# [READING TEXT]
Hierarchical active inference

If you have read our previous blog posts, you might be familiar with active inference. In a nutshell, active inference states that intelligent behavior emerges from agents building a generative model of their environment, and constantly trying to minimize a variational bound on “surprise”, the so-called free energy. Having just introduced a special kind of hierarchical generative model suited for navigation, what happens if we provide it to a free energy minimizing agent? Well, in our paper we show that such an agent will build a cognitive map of its environment, and be able to navigate this map. Not only do we derive the math, but we also built a working example of such an agent. In effect, our LatentSLAM framework can be seen as an implementation of this kind of generative model. In addition, by also inferring actions that will minimize expected free energy in the future, the agent will engage in path planning on the highest hierarchical level, seeking the shortest and least ambiguous path to goals, and develop low-level control policies that trade-off staying on the route versus avoiding surprises, e.g. similar to obstacle avoiding behavior.

# [WRITTEN TASK 1]
In two sentences, what does the passage on hierarchical active inference say?
The text and the records that follow it come from separate sources.

# [LISTED ENTRIES]
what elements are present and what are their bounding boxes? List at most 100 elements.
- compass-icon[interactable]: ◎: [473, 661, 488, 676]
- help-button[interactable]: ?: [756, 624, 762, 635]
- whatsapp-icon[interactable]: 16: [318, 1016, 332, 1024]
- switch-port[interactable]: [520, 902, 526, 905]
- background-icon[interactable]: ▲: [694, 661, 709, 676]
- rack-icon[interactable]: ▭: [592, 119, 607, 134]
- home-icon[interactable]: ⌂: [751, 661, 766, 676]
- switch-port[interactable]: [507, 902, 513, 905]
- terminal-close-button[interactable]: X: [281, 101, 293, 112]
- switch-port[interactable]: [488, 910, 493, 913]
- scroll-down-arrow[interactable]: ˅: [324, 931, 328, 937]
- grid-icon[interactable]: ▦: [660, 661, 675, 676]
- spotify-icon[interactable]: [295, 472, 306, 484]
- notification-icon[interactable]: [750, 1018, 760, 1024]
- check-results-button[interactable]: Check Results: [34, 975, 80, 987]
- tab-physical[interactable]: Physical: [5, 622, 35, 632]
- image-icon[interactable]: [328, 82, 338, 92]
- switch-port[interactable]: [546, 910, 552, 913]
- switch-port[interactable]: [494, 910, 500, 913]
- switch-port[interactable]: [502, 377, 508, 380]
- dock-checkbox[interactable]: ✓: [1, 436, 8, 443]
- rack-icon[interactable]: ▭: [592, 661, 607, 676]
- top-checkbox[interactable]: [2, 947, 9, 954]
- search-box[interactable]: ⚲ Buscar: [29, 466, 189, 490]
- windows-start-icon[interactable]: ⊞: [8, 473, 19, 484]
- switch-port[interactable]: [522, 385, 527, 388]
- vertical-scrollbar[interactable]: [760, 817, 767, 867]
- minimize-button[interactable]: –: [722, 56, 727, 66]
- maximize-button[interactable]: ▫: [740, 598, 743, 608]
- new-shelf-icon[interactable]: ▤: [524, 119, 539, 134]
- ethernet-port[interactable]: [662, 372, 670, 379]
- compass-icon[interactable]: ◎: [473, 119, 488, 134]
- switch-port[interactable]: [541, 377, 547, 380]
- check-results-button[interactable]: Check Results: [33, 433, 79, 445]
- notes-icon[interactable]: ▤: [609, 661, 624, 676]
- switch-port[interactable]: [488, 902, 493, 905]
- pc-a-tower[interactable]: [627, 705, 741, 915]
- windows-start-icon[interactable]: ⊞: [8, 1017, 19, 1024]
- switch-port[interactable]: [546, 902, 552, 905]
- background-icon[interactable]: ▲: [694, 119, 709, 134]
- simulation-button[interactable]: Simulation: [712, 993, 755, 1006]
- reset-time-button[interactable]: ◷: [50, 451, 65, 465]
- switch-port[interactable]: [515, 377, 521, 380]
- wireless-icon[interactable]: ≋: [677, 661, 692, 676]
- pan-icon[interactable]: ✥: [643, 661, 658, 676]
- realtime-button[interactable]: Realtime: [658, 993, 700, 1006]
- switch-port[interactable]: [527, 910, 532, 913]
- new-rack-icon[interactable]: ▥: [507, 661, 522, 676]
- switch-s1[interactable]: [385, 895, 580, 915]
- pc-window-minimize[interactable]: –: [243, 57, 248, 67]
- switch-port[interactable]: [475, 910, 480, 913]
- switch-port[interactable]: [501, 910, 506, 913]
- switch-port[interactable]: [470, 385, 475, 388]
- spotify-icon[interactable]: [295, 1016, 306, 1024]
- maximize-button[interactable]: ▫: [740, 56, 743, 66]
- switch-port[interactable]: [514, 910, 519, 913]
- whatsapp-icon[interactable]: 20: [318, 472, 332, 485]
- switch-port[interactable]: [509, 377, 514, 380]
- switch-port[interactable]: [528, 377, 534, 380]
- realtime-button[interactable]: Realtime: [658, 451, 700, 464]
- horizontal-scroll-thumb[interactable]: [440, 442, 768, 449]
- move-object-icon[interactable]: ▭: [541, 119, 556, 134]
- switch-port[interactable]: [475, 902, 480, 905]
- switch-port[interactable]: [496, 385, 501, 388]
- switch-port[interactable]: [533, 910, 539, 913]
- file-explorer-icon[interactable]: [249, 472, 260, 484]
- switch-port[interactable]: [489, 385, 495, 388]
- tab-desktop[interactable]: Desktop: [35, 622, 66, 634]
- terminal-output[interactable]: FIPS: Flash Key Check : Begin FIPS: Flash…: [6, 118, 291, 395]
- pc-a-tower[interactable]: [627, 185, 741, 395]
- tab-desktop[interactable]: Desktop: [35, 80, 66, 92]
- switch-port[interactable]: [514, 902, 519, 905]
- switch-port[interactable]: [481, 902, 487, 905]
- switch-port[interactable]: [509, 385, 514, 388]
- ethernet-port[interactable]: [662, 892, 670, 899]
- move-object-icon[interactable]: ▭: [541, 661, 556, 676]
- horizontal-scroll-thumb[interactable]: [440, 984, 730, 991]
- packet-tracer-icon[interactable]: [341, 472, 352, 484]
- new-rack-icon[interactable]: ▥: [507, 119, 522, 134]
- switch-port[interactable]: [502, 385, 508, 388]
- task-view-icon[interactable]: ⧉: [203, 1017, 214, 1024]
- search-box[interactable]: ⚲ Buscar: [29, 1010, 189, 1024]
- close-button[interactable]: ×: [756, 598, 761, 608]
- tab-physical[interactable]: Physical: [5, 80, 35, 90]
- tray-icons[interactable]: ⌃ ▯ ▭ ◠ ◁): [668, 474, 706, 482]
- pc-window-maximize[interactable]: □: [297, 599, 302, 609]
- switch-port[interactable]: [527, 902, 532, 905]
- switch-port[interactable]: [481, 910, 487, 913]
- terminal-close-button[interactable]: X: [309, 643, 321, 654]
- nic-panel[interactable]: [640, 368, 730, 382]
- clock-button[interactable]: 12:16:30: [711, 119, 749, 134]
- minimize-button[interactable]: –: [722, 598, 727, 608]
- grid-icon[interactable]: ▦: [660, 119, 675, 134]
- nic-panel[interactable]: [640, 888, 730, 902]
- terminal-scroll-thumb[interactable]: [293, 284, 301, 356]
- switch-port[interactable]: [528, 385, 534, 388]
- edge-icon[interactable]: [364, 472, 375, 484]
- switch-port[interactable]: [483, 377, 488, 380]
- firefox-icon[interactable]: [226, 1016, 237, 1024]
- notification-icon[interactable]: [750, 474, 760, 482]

# [WRITTEN TASK 2]
Print the records starting with their first line and going on through the line that contains "- switch-port[interactable]: [522, 385, 527, 388]".

# [COMPLETE ANSWER 1]
Active inference holds that intelligent behavior emerges when agents build a generative model of their environment and keep minimizing free energy, a variational bound on surprise. Given a hierarchical generative model suited for navigation, such an agent builds a cognitive map and navigates it, plans the shortest and least ambiguous paths to goals at the highest level, and develops low-level control policies that trade off staying on the route against avoiding surprises.

# [COMPLETE ANSWER 2]
what elements are present and what are their bounding boxes? List at most 100 elements.
- compass-icon[interactable]: ◎: [473, 661, 488, 676]
- help-button[interactable]: ?: [756, 624, 762, 635]
- whatsapp-icon[interactable]: 16: [318, 1016, 332, 1024]
- switch-port[interactable]: [520, 902, 526, 905]
- background-icon[interactable]: ▲: [694, 661, 709, 676]
- rack-icon[interactable]: ▭: [592, 119, 607, 134]
- home-icon[interactable]: ⌂: [751, 661, 766, 676]
- switch-port[interactable]: [507, 902, 513, 905]
- terminal-close-button[interactable]: X: [281, 101, 293, 112]
- switch-port[interactable]: [488, 910, 493, 913]
- scroll-down-arrow[interactable]: ˅: [324, 931, 328, 937]
- grid-icon[interactable]: ▦: [660, 661, 675, 676]
- spotify-icon[interactable]: [295, 472, 306, 484]
- notification-icon[interactable]: [750, 1018, 760, 1024]
- check-results-button[interactable]: Check Results: [34, 975, 80, 987]
- tab-physical[interactable]: Physical: [5, 622, 35, 632]
- image-icon[interactable]: [328, 82, 338, 92]
- switch-port[interactable]: [546, 910, 552, 913]
- switch-port[interactable]: [494, 910, 500, 913]
- switch-port[interactable]: [502, 377, 508, 380]
- dock-checkbox[interactable]: ✓: [1, 436, 8, 443]
- rack-icon[interactable]: ▭: [592, 661, 607, 676]
- top-checkbox[interactable]: [2, 947, 9, 954]
- search-box[interactable]: ⚲ Buscar: [29, 466, 189, 490]
- windows-start-icon[interactable]: ⊞: [8, 473, 19, 484]
- switch-port[interactable]: [522, 385, 527, 388]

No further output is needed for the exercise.